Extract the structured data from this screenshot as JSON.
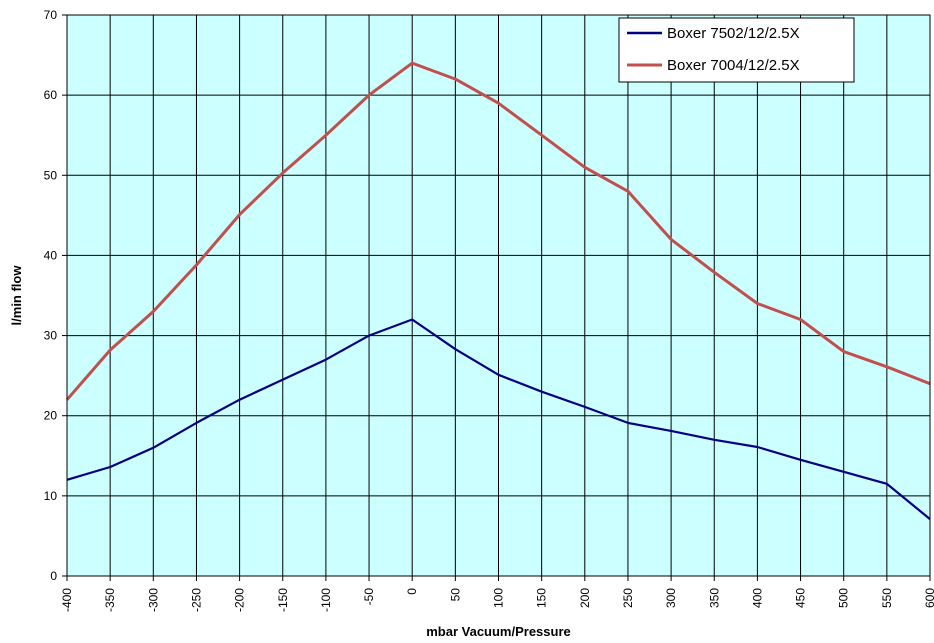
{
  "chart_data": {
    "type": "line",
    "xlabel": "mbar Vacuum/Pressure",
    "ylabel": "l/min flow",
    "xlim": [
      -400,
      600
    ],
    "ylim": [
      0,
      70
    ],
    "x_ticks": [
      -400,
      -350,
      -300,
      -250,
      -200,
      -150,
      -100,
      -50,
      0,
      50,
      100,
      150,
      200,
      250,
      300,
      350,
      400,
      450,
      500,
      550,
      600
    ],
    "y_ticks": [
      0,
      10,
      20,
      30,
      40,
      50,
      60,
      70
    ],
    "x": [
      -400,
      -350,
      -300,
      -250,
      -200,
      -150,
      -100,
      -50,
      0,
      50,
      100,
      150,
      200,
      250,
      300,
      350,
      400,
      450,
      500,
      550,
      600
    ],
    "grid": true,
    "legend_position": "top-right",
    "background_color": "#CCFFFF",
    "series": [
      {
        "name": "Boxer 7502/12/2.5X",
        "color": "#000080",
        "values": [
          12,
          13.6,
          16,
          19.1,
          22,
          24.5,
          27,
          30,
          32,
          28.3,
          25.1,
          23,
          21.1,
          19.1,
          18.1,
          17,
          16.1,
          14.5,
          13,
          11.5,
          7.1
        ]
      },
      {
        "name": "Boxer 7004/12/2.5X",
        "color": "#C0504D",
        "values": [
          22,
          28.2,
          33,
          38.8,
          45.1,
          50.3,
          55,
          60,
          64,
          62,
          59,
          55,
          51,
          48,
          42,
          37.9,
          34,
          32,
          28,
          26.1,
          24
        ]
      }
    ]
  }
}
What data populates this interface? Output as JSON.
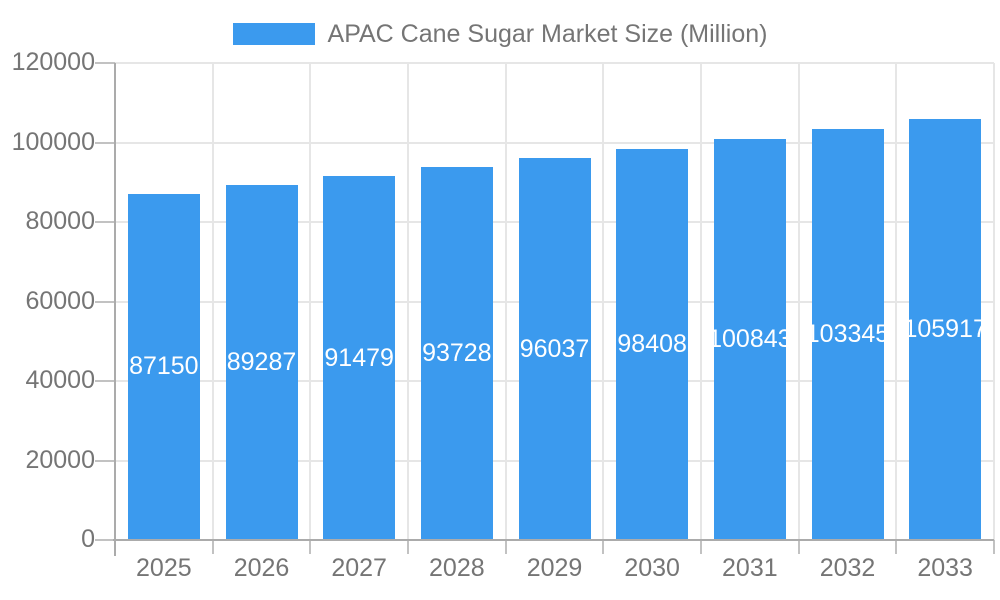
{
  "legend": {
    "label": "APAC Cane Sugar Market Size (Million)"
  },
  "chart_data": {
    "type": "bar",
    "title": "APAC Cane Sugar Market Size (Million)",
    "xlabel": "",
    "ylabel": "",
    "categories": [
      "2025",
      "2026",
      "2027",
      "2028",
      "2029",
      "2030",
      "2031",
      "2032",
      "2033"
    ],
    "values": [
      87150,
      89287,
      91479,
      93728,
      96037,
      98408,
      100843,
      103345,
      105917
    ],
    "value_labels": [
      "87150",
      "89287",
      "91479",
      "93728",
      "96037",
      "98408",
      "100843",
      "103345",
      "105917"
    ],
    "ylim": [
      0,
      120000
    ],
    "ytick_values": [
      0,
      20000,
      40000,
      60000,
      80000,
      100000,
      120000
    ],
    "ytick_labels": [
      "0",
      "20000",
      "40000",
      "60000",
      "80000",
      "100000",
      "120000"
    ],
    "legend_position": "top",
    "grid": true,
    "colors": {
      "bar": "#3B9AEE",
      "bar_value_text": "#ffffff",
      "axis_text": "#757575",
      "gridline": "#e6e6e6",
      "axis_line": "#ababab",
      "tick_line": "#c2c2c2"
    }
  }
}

▬▬▬

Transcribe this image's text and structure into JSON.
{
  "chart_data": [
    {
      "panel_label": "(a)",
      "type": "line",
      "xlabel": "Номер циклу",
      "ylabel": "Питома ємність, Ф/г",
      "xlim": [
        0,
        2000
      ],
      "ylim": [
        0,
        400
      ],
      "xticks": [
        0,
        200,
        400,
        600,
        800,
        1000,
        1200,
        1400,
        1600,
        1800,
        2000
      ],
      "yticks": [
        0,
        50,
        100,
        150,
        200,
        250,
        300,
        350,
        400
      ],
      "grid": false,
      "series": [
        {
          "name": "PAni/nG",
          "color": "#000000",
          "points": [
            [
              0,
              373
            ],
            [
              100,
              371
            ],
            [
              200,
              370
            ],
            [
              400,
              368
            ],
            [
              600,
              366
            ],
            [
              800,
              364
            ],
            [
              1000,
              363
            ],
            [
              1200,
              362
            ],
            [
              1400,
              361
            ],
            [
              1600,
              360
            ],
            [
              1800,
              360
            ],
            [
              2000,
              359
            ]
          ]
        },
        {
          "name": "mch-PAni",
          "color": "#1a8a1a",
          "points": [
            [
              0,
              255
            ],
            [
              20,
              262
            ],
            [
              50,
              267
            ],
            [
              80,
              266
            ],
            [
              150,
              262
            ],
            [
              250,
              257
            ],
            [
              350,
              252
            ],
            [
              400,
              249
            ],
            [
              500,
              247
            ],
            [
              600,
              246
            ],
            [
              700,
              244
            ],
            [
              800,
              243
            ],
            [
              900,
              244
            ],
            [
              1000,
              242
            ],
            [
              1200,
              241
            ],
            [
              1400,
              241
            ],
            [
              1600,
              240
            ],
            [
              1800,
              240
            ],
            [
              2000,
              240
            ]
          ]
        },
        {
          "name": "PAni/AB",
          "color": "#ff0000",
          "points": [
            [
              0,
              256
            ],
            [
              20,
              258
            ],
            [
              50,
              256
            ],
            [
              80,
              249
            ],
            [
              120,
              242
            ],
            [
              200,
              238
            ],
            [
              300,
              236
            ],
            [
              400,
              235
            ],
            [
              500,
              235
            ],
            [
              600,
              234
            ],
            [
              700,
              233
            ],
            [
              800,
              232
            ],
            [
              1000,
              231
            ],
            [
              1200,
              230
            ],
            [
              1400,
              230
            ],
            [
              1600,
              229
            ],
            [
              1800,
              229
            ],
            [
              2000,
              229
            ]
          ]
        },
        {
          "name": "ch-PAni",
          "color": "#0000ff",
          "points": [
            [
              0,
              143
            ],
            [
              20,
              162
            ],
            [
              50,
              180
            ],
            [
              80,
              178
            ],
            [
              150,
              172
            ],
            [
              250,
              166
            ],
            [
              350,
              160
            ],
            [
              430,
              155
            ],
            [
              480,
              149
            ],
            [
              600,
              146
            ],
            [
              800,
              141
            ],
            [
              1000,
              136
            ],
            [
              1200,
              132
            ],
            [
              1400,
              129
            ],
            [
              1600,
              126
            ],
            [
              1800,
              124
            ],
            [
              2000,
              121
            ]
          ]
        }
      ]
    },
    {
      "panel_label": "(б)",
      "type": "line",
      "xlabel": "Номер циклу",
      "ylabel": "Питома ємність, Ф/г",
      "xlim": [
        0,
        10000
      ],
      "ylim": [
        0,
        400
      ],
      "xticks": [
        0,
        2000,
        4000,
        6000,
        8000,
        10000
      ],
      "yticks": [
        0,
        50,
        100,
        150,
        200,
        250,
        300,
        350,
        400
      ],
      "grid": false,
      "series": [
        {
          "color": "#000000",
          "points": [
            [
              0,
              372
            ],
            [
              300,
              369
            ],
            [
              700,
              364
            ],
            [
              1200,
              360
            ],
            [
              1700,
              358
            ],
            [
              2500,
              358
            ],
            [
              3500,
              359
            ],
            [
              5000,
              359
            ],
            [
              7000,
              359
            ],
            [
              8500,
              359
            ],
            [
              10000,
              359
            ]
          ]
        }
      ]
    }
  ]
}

▬▬▬

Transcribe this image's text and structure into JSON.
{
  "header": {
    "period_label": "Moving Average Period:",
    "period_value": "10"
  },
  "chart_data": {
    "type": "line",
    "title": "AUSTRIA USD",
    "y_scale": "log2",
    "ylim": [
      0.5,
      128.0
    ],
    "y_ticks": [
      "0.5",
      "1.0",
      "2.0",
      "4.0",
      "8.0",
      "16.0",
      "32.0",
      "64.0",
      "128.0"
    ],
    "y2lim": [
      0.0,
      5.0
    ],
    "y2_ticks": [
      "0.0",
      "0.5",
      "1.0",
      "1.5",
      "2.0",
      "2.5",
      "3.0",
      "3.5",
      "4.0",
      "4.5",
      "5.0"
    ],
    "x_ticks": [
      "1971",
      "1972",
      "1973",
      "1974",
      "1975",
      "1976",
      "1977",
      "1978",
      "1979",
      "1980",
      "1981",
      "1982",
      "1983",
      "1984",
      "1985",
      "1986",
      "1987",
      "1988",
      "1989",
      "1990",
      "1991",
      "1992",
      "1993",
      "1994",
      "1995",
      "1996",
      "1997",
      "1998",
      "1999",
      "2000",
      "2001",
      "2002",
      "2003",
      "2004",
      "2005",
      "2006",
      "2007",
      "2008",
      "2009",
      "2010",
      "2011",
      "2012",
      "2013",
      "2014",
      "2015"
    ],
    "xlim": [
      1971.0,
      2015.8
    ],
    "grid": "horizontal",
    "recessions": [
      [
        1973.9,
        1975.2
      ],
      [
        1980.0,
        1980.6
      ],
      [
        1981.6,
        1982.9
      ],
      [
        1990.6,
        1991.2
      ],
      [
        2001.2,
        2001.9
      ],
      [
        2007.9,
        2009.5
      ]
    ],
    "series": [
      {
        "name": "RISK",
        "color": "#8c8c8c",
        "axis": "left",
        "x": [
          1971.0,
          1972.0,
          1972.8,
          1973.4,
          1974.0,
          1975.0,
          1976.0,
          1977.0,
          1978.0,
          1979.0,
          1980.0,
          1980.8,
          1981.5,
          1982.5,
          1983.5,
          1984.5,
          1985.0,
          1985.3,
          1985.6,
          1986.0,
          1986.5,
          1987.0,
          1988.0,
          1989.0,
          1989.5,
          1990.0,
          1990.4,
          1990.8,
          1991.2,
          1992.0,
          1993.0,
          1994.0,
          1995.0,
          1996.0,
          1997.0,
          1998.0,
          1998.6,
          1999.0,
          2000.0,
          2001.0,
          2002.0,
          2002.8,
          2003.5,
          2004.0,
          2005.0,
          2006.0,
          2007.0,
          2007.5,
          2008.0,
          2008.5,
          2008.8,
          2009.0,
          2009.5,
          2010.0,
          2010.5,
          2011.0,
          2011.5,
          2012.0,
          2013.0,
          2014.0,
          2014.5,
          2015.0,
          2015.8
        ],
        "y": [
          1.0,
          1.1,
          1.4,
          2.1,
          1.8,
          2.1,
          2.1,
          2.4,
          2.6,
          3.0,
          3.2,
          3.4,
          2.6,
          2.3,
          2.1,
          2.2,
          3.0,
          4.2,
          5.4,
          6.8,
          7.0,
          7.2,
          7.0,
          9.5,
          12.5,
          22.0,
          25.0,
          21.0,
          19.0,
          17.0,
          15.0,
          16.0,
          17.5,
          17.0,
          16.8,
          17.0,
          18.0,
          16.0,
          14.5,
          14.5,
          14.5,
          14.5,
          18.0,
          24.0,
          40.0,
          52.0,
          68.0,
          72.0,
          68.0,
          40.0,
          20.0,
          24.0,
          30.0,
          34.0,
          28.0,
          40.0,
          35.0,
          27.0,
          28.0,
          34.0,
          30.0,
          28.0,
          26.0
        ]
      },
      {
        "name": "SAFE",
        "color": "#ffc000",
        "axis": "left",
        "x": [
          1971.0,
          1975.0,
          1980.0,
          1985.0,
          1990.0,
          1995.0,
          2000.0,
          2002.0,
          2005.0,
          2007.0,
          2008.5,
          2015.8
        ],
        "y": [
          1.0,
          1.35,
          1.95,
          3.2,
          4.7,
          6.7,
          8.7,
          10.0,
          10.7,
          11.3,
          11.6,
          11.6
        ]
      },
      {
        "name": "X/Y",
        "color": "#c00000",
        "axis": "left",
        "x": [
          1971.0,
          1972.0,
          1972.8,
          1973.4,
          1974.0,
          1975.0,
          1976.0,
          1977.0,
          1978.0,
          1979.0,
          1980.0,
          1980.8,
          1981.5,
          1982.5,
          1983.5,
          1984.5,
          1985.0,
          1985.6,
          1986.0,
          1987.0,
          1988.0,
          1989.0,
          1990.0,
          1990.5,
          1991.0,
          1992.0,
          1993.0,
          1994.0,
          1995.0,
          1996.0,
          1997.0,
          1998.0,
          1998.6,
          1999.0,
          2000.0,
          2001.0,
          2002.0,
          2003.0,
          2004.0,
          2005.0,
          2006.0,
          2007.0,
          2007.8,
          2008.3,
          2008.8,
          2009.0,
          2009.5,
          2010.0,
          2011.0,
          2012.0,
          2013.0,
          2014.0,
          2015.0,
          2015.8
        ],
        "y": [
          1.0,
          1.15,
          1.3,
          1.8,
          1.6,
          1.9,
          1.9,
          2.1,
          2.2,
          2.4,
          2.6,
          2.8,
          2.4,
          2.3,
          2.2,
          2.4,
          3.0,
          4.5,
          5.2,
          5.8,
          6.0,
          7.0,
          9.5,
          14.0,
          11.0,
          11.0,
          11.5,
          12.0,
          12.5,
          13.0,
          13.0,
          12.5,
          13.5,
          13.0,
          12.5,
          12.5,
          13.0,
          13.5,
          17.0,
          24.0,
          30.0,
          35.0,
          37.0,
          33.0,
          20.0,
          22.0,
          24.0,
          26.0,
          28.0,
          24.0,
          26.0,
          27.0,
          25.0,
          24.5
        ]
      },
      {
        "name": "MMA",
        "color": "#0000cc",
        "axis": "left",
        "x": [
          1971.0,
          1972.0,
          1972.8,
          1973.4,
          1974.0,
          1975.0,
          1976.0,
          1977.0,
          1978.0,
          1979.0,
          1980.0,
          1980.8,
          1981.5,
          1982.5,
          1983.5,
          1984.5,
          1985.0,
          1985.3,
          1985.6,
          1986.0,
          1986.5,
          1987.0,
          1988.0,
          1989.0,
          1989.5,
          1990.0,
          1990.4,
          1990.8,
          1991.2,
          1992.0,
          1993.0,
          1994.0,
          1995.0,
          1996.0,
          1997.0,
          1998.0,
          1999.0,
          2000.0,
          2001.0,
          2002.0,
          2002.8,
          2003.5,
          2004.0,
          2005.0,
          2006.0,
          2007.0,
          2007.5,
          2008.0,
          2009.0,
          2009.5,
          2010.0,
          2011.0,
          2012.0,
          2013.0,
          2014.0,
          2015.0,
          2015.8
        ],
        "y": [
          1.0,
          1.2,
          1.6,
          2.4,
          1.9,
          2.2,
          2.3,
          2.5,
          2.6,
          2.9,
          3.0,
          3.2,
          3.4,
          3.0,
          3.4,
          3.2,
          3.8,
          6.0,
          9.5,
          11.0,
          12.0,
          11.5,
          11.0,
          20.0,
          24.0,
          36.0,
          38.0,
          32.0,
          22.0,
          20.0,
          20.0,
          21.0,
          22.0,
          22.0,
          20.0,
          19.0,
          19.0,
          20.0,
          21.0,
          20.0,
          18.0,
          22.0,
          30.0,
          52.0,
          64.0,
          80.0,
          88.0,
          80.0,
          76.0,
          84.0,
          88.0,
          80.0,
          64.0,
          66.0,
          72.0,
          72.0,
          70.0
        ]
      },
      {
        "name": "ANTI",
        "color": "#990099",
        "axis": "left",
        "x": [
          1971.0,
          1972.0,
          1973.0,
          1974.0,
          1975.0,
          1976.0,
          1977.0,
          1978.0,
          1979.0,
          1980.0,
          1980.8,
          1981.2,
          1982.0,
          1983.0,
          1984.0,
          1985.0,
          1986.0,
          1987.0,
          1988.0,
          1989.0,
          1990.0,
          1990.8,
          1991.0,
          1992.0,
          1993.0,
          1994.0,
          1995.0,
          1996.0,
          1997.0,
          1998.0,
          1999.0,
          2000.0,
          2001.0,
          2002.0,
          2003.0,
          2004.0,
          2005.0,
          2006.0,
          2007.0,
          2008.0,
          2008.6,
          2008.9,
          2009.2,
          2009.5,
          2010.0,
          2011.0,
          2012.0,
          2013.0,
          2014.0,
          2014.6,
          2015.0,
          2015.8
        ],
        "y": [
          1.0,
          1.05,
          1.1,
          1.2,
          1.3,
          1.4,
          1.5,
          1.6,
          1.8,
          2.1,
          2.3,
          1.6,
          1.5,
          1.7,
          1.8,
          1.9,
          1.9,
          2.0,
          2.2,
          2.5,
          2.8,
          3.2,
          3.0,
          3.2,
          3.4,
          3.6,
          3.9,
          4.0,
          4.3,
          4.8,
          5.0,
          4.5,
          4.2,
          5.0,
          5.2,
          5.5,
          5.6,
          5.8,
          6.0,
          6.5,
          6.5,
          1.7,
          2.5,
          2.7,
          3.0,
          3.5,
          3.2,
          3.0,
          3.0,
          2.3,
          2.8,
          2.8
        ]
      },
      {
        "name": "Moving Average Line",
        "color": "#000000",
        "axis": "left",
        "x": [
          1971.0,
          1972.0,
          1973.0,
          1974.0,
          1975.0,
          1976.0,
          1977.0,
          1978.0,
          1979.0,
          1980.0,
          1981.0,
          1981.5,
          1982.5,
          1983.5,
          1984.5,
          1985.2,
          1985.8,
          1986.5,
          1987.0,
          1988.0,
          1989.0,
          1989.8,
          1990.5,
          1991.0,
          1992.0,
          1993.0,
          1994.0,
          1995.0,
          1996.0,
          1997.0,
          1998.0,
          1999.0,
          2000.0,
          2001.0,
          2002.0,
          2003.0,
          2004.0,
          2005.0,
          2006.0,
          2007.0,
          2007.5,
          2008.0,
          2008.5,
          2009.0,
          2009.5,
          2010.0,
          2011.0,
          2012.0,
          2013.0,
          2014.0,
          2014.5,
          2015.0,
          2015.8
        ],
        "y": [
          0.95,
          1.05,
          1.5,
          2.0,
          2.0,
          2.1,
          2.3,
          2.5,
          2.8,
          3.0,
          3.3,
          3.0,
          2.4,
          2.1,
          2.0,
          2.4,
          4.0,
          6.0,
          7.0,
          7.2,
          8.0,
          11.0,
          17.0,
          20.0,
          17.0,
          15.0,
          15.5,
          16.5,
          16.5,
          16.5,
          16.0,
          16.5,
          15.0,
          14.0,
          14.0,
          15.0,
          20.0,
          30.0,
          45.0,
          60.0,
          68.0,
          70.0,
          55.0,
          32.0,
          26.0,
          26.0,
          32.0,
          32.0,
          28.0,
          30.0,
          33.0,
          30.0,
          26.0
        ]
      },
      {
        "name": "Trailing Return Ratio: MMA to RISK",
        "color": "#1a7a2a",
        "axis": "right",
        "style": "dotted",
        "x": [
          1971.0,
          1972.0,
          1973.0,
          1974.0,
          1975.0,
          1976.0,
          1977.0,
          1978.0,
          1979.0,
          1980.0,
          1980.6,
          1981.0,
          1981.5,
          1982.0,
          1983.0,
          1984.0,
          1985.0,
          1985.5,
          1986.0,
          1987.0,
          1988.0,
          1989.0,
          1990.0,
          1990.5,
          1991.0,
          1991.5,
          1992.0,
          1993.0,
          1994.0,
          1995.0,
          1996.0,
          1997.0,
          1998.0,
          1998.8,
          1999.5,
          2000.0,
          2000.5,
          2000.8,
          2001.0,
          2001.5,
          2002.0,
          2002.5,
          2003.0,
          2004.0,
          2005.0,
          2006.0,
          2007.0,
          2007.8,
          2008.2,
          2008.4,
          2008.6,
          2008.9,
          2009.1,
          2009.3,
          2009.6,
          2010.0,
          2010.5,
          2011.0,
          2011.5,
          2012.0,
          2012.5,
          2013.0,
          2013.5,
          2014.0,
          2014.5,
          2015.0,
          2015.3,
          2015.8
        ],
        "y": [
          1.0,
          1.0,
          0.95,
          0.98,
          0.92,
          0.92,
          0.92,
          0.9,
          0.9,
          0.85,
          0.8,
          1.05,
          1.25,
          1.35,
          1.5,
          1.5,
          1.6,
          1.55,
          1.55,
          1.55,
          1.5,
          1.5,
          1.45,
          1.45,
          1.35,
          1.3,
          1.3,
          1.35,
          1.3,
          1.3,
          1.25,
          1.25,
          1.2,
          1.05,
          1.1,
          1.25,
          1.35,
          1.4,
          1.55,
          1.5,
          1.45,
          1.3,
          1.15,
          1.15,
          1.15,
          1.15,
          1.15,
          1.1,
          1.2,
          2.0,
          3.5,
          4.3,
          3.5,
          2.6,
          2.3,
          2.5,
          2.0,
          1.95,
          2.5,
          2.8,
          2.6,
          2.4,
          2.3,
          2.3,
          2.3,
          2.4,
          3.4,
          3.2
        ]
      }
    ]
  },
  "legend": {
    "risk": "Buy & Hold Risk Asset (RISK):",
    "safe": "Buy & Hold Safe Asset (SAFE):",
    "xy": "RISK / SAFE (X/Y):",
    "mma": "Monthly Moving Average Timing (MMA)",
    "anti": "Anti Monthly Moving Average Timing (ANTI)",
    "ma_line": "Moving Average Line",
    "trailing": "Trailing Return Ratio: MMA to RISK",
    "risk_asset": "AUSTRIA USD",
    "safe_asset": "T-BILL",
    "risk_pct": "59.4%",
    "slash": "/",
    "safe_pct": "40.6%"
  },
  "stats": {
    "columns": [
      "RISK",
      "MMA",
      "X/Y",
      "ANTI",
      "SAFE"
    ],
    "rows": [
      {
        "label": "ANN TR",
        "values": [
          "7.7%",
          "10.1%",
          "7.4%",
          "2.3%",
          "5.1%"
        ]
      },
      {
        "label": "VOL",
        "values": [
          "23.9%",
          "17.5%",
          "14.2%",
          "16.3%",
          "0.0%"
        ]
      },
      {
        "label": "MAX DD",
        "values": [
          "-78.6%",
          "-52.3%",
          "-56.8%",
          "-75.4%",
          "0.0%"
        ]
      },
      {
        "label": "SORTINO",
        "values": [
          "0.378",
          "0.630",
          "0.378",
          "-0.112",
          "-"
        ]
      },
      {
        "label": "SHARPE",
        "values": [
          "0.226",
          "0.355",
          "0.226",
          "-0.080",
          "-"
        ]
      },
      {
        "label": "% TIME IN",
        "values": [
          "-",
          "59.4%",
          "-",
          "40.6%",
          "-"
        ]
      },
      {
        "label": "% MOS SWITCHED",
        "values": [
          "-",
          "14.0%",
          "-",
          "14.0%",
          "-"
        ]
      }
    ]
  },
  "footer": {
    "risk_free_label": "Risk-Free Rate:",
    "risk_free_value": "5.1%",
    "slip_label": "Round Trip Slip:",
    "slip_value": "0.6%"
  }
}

▬▬▬

| Exercise goal |
Lines holding the word "AUSTRIA" in the entries above are the ones to pull out. Copy them all.

| Solution to this problem |
    "title": "AUSTRIA USD",
    "risk_asset": "AUSTRIA USD",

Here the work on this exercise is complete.